In the entries below, find the lines that contain the word "Created" and copy them.
::::
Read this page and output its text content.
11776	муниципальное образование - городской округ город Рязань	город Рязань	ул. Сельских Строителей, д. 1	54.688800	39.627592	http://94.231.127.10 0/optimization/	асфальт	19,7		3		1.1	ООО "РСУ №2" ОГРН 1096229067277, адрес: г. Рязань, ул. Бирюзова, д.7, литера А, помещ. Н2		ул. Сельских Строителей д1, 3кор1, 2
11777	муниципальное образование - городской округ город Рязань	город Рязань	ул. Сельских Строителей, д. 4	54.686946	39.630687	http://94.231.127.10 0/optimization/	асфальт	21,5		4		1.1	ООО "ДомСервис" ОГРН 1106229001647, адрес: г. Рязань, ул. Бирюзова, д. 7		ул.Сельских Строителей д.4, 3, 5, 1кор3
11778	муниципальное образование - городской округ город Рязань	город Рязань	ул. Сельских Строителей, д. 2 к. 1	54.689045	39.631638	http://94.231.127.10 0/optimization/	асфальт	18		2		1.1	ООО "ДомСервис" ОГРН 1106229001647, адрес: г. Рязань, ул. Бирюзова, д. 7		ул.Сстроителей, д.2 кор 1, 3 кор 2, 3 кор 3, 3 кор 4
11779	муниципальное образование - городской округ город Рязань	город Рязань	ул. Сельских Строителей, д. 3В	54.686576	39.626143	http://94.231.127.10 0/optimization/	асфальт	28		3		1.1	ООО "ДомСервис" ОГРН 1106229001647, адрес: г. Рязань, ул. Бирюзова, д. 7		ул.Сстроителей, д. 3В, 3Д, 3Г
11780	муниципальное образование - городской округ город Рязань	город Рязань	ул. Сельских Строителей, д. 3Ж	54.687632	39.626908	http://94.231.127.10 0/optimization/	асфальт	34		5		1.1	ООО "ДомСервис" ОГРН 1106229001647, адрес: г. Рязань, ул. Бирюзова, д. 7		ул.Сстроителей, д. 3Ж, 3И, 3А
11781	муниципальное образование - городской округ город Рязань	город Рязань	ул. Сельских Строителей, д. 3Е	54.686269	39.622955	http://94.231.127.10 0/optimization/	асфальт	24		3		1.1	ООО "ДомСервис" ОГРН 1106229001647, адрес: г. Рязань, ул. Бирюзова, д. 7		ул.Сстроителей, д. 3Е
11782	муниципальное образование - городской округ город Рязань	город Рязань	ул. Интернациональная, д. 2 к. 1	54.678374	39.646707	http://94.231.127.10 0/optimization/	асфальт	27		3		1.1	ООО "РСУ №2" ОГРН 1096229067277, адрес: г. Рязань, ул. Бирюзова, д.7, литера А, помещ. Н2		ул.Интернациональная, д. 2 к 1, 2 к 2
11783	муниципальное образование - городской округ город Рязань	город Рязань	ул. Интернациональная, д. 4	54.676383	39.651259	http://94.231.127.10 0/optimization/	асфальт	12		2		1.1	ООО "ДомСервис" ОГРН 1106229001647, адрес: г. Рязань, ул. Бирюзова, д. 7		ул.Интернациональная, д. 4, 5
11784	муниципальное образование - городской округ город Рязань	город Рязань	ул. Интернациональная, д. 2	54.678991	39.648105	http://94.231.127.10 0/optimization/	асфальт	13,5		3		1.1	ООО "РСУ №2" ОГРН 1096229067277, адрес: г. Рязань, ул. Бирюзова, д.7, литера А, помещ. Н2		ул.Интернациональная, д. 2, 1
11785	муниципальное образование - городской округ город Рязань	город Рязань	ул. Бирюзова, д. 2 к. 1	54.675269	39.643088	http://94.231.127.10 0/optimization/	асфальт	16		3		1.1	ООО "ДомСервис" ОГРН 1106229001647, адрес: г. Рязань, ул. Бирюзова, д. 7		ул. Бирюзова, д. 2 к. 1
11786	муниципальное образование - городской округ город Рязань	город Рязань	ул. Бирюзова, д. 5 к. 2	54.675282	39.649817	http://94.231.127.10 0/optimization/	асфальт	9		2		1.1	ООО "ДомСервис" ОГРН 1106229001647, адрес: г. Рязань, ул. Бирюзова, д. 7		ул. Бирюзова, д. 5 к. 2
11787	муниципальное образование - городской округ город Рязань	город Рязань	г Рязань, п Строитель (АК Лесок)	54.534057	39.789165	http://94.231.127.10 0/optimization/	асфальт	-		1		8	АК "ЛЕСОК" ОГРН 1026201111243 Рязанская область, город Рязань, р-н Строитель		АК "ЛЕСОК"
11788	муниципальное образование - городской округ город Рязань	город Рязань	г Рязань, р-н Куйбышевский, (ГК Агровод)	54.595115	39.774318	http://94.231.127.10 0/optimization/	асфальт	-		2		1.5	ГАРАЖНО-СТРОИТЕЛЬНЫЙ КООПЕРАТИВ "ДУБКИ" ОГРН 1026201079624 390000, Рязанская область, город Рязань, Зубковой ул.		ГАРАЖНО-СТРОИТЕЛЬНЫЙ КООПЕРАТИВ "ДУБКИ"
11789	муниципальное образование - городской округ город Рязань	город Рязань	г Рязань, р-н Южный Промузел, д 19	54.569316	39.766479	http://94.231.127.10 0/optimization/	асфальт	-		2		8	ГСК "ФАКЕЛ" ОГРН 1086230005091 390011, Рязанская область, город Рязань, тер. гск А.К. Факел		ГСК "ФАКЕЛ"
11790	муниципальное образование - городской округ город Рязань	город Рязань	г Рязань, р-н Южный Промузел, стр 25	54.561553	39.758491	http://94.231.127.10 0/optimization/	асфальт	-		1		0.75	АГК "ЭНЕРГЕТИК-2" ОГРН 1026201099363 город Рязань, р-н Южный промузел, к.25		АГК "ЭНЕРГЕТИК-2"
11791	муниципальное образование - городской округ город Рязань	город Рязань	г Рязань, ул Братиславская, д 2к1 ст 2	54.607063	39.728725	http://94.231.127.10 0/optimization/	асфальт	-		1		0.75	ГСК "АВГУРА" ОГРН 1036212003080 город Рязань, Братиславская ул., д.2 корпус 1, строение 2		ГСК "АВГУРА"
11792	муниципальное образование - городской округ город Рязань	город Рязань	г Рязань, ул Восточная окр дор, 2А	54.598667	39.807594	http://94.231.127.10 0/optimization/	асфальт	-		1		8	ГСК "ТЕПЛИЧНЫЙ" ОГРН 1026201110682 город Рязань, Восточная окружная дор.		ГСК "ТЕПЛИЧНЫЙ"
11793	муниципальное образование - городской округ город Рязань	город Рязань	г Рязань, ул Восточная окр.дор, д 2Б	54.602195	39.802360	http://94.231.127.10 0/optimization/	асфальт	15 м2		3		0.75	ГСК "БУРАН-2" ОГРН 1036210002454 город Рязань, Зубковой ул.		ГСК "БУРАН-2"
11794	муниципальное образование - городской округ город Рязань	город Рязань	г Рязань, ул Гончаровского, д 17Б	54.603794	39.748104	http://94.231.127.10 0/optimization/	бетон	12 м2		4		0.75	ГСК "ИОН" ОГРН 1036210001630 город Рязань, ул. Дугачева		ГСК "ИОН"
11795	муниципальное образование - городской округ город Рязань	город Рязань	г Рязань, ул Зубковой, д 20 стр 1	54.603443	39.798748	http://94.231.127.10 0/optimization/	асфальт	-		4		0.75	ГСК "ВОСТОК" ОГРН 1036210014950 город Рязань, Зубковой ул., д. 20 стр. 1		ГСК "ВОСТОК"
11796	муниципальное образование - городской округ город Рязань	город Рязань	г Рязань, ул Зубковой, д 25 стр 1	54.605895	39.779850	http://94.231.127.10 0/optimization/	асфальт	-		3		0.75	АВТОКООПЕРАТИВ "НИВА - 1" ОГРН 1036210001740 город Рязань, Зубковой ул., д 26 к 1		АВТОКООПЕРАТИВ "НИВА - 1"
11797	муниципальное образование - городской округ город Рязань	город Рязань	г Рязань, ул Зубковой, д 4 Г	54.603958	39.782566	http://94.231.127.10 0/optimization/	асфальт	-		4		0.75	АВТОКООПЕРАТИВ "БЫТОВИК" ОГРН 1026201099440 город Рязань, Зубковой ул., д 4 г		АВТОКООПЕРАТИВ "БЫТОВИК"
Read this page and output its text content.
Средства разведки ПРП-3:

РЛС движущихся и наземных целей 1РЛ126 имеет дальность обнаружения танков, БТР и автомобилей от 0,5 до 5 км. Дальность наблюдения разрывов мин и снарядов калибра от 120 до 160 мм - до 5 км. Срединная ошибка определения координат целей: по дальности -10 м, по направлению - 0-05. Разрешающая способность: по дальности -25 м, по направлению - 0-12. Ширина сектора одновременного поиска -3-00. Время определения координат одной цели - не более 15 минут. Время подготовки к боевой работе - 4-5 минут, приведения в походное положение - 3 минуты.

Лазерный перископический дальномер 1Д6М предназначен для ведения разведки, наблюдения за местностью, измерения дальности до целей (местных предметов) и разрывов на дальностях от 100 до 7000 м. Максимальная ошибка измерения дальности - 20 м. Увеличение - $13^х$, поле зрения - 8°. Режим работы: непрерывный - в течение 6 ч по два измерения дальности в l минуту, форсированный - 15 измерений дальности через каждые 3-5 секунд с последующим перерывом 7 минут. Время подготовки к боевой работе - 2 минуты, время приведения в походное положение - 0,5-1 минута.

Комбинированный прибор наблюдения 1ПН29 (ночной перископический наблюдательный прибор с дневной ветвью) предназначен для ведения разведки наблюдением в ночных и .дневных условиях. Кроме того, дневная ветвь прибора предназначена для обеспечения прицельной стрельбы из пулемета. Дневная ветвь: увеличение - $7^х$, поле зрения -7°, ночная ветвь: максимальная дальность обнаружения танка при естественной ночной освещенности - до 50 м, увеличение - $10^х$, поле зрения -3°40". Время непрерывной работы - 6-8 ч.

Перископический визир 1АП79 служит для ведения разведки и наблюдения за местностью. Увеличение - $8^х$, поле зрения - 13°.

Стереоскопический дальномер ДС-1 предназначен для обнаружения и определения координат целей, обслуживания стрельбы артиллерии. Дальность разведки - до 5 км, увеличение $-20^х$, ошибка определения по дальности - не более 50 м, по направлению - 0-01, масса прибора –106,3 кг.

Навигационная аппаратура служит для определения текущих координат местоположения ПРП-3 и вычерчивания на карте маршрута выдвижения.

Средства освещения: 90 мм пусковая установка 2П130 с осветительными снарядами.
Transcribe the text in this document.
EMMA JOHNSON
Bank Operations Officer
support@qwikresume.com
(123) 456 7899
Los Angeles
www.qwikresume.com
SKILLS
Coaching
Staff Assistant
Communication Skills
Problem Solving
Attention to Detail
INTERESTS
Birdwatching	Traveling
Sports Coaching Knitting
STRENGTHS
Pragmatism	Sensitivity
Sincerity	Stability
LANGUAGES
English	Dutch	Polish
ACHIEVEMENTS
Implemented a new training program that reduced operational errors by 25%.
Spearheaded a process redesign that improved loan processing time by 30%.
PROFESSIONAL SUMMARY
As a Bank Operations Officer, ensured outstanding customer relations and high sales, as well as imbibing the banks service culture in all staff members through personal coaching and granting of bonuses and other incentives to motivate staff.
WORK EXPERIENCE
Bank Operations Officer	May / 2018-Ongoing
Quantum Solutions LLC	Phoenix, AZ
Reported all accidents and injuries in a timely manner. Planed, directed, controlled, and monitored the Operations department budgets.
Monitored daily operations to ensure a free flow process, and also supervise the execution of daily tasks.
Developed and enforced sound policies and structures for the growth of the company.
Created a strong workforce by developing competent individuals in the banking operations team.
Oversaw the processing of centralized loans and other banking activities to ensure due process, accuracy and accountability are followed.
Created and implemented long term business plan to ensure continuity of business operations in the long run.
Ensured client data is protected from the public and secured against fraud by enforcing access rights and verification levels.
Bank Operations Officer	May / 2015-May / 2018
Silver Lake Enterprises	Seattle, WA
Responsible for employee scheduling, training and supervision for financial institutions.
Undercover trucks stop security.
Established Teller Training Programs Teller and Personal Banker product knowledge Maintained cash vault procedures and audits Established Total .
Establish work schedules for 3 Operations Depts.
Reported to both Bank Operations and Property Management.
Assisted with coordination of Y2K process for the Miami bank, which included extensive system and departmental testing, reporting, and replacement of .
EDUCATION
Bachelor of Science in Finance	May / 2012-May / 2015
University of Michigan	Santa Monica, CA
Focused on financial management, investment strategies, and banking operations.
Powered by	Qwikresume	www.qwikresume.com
::::
# EXERCISE RESULT:
Created a strong workforce by developing competent individuals in the banking operations team.
Created and implemented long term business plan to ensure continuity of business operations in the long run.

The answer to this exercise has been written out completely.